GIVEN PROBLEM >>
Gather from the material every line that contains the string "variables".

DATASET RECORDS >>
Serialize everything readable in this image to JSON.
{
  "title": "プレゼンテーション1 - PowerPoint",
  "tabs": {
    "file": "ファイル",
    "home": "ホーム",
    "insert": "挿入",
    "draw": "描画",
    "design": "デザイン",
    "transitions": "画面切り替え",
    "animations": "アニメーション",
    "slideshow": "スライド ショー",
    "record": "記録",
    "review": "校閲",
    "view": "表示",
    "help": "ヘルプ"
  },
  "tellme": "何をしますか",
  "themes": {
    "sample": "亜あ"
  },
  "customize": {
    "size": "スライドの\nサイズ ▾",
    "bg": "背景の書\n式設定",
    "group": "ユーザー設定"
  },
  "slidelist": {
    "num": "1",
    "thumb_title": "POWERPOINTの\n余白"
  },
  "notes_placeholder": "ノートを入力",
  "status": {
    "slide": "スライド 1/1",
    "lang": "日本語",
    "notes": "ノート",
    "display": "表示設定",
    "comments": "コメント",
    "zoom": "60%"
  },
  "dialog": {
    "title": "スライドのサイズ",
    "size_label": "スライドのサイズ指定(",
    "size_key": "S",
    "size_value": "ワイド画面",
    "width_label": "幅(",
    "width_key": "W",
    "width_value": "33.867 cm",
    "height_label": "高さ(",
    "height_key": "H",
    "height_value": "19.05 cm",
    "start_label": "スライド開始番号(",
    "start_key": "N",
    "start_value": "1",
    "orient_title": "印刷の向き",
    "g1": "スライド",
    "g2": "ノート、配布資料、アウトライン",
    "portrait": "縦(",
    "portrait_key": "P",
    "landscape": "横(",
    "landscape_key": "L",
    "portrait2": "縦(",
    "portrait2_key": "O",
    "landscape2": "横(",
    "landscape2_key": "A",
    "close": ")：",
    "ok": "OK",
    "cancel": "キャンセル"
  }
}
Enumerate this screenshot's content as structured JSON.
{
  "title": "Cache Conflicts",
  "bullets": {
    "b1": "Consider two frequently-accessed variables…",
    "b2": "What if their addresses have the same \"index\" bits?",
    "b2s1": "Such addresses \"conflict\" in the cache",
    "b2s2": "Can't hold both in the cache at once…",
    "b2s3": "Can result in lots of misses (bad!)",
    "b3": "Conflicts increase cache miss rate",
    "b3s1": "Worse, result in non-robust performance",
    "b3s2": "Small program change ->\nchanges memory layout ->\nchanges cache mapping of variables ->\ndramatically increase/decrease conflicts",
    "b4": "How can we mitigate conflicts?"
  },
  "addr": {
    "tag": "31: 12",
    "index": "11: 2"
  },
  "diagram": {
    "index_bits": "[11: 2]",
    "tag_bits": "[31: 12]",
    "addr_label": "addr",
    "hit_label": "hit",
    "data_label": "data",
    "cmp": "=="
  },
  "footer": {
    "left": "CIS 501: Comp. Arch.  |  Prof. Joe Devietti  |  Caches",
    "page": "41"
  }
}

ANSWER TO THE EXERCISE >>
    "b1": "Consider two frequently-accessed variables…",
    "b3s2": "Small program change ->\nchanges memory layout ->\nchanges cache mapping of variables ->\ndramatically increase/decrease conflicts",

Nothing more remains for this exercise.